> _Entries supplied_:
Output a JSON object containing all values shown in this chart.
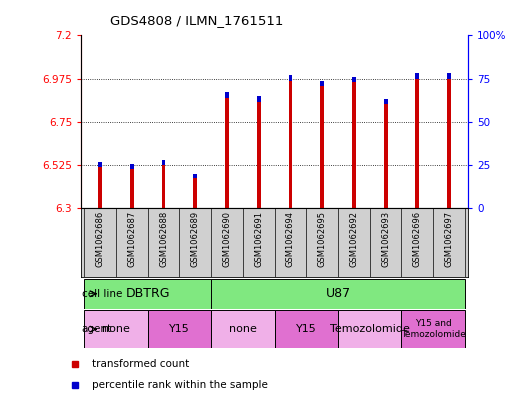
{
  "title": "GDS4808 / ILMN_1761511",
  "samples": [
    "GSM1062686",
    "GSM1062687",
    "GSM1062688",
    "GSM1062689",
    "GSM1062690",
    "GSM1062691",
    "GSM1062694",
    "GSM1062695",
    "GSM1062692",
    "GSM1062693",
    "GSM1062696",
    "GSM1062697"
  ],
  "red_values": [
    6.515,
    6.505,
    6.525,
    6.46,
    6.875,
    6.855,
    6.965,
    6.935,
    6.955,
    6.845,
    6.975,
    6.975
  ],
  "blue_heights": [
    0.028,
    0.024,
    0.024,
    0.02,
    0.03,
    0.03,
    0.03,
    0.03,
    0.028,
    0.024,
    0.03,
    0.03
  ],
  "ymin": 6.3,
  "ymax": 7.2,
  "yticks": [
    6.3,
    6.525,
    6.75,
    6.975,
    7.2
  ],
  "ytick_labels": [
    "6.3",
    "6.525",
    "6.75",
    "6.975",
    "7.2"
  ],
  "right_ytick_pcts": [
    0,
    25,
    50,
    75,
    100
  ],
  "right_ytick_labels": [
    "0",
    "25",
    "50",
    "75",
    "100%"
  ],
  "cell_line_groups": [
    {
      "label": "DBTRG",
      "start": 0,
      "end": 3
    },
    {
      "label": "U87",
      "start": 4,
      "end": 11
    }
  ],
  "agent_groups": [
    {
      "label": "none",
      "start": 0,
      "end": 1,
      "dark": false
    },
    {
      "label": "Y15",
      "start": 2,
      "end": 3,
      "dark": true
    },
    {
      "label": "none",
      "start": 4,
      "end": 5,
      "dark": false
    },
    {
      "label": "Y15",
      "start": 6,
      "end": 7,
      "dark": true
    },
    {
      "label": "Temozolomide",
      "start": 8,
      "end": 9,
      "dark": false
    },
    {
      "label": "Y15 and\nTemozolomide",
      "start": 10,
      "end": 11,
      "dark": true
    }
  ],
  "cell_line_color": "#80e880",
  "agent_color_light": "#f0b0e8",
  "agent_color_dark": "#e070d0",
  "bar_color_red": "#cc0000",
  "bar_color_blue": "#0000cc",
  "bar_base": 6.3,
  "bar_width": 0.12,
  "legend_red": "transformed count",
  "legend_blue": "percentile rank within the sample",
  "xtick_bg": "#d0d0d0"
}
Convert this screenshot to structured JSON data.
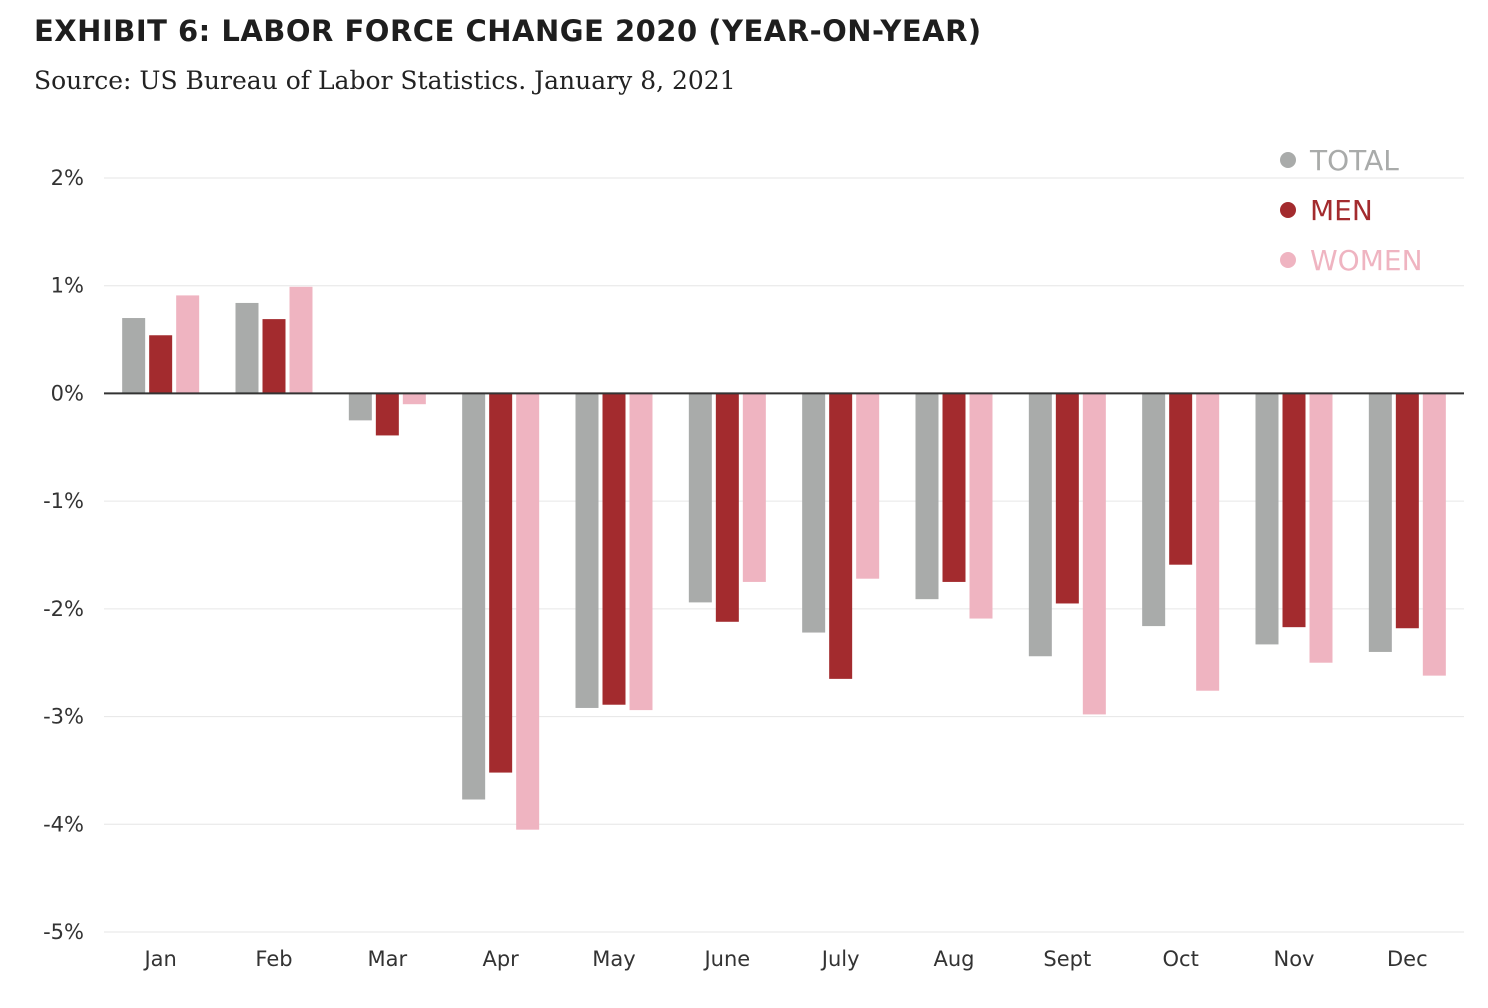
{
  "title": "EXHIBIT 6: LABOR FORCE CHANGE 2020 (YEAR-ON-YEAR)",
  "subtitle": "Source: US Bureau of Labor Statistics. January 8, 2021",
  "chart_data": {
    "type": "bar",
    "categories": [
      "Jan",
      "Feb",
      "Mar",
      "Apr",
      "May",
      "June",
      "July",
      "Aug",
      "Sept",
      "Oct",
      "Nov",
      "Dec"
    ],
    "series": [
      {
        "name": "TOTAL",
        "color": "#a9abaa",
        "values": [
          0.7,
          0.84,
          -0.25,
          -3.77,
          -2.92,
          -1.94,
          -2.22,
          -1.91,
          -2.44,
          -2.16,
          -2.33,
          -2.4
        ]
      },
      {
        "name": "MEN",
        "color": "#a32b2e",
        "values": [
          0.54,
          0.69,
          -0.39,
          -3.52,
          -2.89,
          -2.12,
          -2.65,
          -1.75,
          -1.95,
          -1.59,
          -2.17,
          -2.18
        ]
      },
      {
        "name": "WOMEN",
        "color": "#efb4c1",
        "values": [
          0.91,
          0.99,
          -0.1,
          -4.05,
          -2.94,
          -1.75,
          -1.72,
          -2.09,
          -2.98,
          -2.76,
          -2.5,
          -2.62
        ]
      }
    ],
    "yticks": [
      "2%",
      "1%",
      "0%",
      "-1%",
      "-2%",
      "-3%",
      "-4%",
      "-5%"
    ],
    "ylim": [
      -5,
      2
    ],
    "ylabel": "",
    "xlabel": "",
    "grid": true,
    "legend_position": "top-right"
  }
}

> _What is needed_:
Give the data again exactly as written, with all pictures left out.

> _Final result_:
Output a JSON object containing all values shown in this chart.
{
  "title": "GDS4808 / ILMN_1761511",
  "samples": [
    "GSM1062686",
    "GSM1062687",
    "GSM1062688",
    "GSM1062689",
    "GSM1062690",
    "GSM1062691",
    "GSM1062694",
    "GSM1062695",
    "GSM1062692",
    "GSM1062693",
    "GSM1062696",
    "GSM1062697"
  ],
  "red_values": [
    6.515,
    6.505,
    6.525,
    6.46,
    6.875,
    6.855,
    6.965,
    6.935,
    6.955,
    6.845,
    6.975,
    6.975
  ],
  "blue_heights": [
    0.028,
    0.024,
    0.024,
    0.02,
    0.03,
    0.03,
    0.03,
    0.03,
    0.028,
    0.024,
    0.03,
    0.03
  ],
  "ymin": 6.3,
  "ymax": 7.2,
  "yticks": [
    6.3,
    6.525,
    6.75,
    6.975,
    7.2
  ],
  "ytick_labels": [
    "6.3",
    "6.525",
    "6.75",
    "6.975",
    "7.2"
  ],
  "right_ytick_pcts": [
    0,
    25,
    50,
    75,
    100
  ],
  "right_ytick_labels": [
    "0",
    "25",
    "50",
    "75",
    "100%"
  ],
  "cell_line_groups": [
    {
      "label": "DBTRG",
      "start": 0,
      "end": 3
    },
    {
      "label": "U87",
      "start": 4,
      "end": 11
    }
  ],
  "agent_groups": [
    {
      "label": "none",
      "start": 0,
      "end": 1,
      "dark": false
    },
    {
      "label": "Y15",
      "start": 2,
      "end": 3,
      "dark": true
    },
    {
      "label": "none",
      "start": 4,
      "end": 5,
      "dark": false
    },
    {
      "label": "Y15",
      "start": 6,
      "end": 7,
      "dark": true
    },
    {
      "label": "Temozolomide",
      "start": 8,
      "end": 9,
      "dark": false
    },
    {
      "label": "Y15 and\nTemozolomide",
      "start": 10,
      "end": 11,
      "dark": true
    }
  ],
  "cell_line_color": "#80e880",
  "agent_color_light": "#f0b0e8",
  "agent_color_dark": "#e070d0",
  "bar_color_red": "#cc0000",
  "bar_color_blue": "#0000cc",
  "bar_base": 6.3,
  "bar_width": 0.12,
  "legend_red": "transformed count",
  "legend_blue": "percentile rank within the sample",
  "xtick_bg": "#d0d0d0"
}
Convert this screenshot to structured JSON data.
{
  "title": "EXHIBIT 6: LABOR FORCE CHANGE 2020 (YEAR-ON-YEAR)",
  "subtitle": "Source: US Bureau of Labor Statistics. January 8, 2021",
  "chart_data": {
    "type": "bar",
    "categories": [
      "Jan",
      "Feb",
      "Mar",
      "Apr",
      "May",
      "June",
      "July",
      "Aug",
      "Sept",
      "Oct",
      "Nov",
      "Dec"
    ],
    "series": [
      {
        "name": "TOTAL",
        "color": "#a9abaa",
        "values": [
          0.7,
          0.84,
          -0.25,
          -3.77,
          -2.92,
          -1.94,
          -2.22,
          -1.91,
          -2.44,
          -2.16,
          -2.33,
          -2.4
        ]
      },
      {
        "name": "MEN",
        "color": "#a32b2e",
        "values": [
          0.54,
          0.69,
          -0.39,
          -3.52,
          -2.89,
          -2.12,
          -2.65,
          -1.75,
          -1.95,
          -1.59,
          -2.17,
          -2.18
        ]
      },
      {
        "name": "WOMEN",
        "color": "#efb4c1",
        "values": [
          0.91,
          0.99,
          -0.1,
          -4.05,
          -2.94,
          -1.75,
          -1.72,
          -2.09,
          -2.98,
          -2.76,
          -2.5,
          -2.62
        ]
      }
    ],
    "yticks": [
      "2%",
      "1%",
      "0%",
      "-1%",
      "-2%",
      "-3%",
      "-4%",
      "-5%"
    ],
    "ylim": [
      -5,
      2
    ],
    "ylabel": "",
    "xlabel": "",
    "grid": true,
    "legend_position": "top-right"
  }
}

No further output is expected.